## START MATERIAL FOR THIS EXERCISE
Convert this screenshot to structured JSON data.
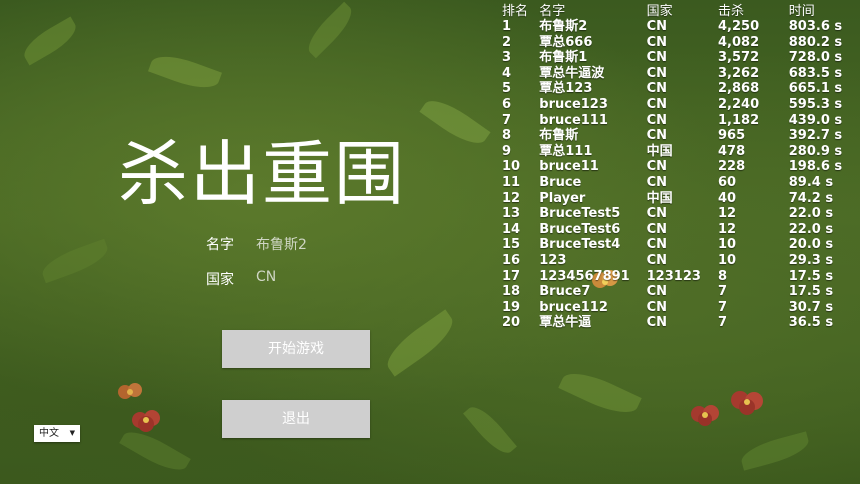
{
  "title": "杀出重围",
  "form": {
    "name_label": "名字",
    "name_value": "布鲁斯2",
    "country_label": "国家",
    "country_value": "CN"
  },
  "buttons": {
    "start": "开始游戏",
    "exit": "退出"
  },
  "language": {
    "selected": "中文"
  },
  "leaderboard": {
    "headers": {
      "rank": "排名",
      "name": "名字",
      "country": "国家",
      "kills": "击杀",
      "time": "时间"
    },
    "rows": [
      {
        "rank": "1",
        "name": "布鲁斯2",
        "country": "CN",
        "kills": "4,250",
        "time": "803.6 s"
      },
      {
        "rank": "2",
        "name": "覃总666",
        "country": "CN",
        "kills": "4,082",
        "time": "880.2 s"
      },
      {
        "rank": "3",
        "name": "布鲁斯1",
        "country": "CN",
        "kills": "3,572",
        "time": "728.0 s"
      },
      {
        "rank": "4",
        "name": "覃总牛逼波",
        "country": "CN",
        "kills": "3,262",
        "time": "683.5 s"
      },
      {
        "rank": "5",
        "name": "覃总123",
        "country": "CN",
        "kills": "2,868",
        "time": "665.1 s"
      },
      {
        "rank": "6",
        "name": "bruce123",
        "country": "CN",
        "kills": "2,240",
        "time": "595.3 s"
      },
      {
        "rank": "7",
        "name": "bruce111",
        "country": "CN",
        "kills": "1,182",
        "time": "439.0 s"
      },
      {
        "rank": "8",
        "name": "布鲁斯",
        "country": "CN",
        "kills": "965",
        "time": "392.7 s"
      },
      {
        "rank": "9",
        "name": "覃总111",
        "country": "中国",
        "kills": "478",
        "time": "280.9 s"
      },
      {
        "rank": "10",
        "name": "bruce11",
        "country": "CN",
        "kills": "228",
        "time": "198.6 s"
      },
      {
        "rank": "11",
        "name": "Bruce",
        "country": "CN",
        "kills": "60",
        "time": "89.4 s"
      },
      {
        "rank": "12",
        "name": "Player",
        "country": "中国",
        "kills": "40",
        "time": "74.2 s"
      },
      {
        "rank": "13",
        "name": "BruceTest5",
        "country": "CN",
        "kills": "12",
        "time": "22.0 s"
      },
      {
        "rank": "14",
        "name": "BruceTest6",
        "country": "CN",
        "kills": "12",
        "time": "22.0 s"
      },
      {
        "rank": "15",
        "name": "BruceTest4",
        "country": "CN",
        "kills": "10",
        "time": "20.0 s"
      },
      {
        "rank": "16",
        "name": "123",
        "country": "CN",
        "kills": "10",
        "time": "29.3 s"
      },
      {
        "rank": "17",
        "name": "1234567891",
        "country": "123123",
        "kills": "8",
        "time": "17.5 s"
      },
      {
        "rank": "18",
        "name": "Bruce7",
        "country": "CN",
        "kills": "7",
        "time": "17.5 s"
      },
      {
        "rank": "19",
        "name": "bruce112",
        "country": "CN",
        "kills": "7",
        "time": "30.7 s"
      },
      {
        "rank": "20",
        "name": "覃总牛逼",
        "country": "CN",
        "kills": "7",
        "time": "36.5 s"
      }
    ]
  },
  "colors": {
    "background": "#4a6a24",
    "button": "#cfcfcf",
    "text": "#ffffff"
  }
}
## END MATERIAL FOR THIS EXERCISE
**WRITTEN EXERCISE**. Replicate the material above verbatim; images stay out of the copy.

**FINISHED ANSWER**.
Convert this screenshot to structured JSON data.
{
  "title": "杀出重围",
  "form": {
    "name_label": "名字",
    "name_value": "布鲁斯2",
    "country_label": "国家",
    "country_value": "CN"
  },
  "buttons": {
    "start": "开始游戏",
    "exit": "退出"
  },
  "language": {
    "selected": "中文"
  },
  "leaderboard": {
    "headers": {
      "rank": "排名",
      "name": "名字",
      "country": "国家",
      "kills": "击杀",
      "time": "时间"
    },
    "rows": [
      {
        "rank": "1",
        "name": "布鲁斯2",
        "country": "CN",
        "kills": "4,250",
        "time": "803.6 s"
      },
      {
        "rank": "2",
        "name": "覃总666",
        "country": "CN",
        "kills": "4,082",
        "time": "880.2 s"
      },
      {
        "rank": "3",
        "name": "布鲁斯1",
        "country": "CN",
        "kills": "3,572",
        "time": "728.0 s"
      },
      {
        "rank": "4",
        "name": "覃总牛逼波",
        "country": "CN",
        "kills": "3,262",
        "time": "683.5 s"
      },
      {
        "rank": "5",
        "name": "覃总123",
        "country": "CN",
        "kills": "2,868",
        "time": "665.1 s"
      },
      {
        "rank": "6",
        "name": "bruce123",
        "country": "CN",
        "kills": "2,240",
        "time": "595.3 s"
      },
      {
        "rank": "7",
        "name": "bruce111",
        "country": "CN",
        "kills": "1,182",
        "time": "439.0 s"
      },
      {
        "rank": "8",
        "name": "布鲁斯",
        "country": "CN",
        "kills": "965",
        "time": "392.7 s"
      },
      {
        "rank": "9",
        "name": "覃总111",
        "country": "中国",
        "kills": "478",
        "time": "280.9 s"
      },
      {
        "rank": "10",
        "name": "bruce11",
        "country": "CN",
        "kills": "228",
        "time": "198.6 s"
      },
      {
        "rank": "11",
        "name": "Bruce",
        "country": "CN",
        "kills": "60",
        "time": "89.4 s"
      },
      {
        "rank": "12",
        "name": "Player",
        "country": "中国",
        "kills": "40",
        "time": "74.2 s"
      },
      {
        "rank": "13",
        "name": "BruceTest5",
        "country": "CN",
        "kills": "12",
        "time": "22.0 s"
      },
      {
        "rank": "14",
        "name": "BruceTest6",
        "country": "CN",
        "kills": "12",
        "time": "22.0 s"
      },
      {
        "rank": "15",
        "name": "BruceTest4",
        "country": "CN",
        "kills": "10",
        "time": "20.0 s"
      },
      {
        "rank": "16",
        "name": "123",
        "country": "CN",
        "kills": "10",
        "time": "29.3 s"
      },
      {
        "rank": "17",
        "name": "1234567891",
        "country": "123123",
        "kills": "8",
        "time": "17.5 s"
      },
      {
        "rank": "18",
        "name": "Bruce7",
        "country": "CN",
        "kills": "7",
        "time": "17.5 s"
      },
      {
        "rank": "19",
        "name": "bruce112",
        "country": "CN",
        "kills": "7",
        "time": "30.7 s"
      },
      {
        "rank": "20",
        "name": "覃总牛逼",
        "country": "CN",
        "kills": "7",
        "time": "36.5 s"
      }
    ]
  },
  "colors": {
    "background": "#4a6a24",
    "button": "#cfcfcf",
    "text": "#ffffff"
  }
}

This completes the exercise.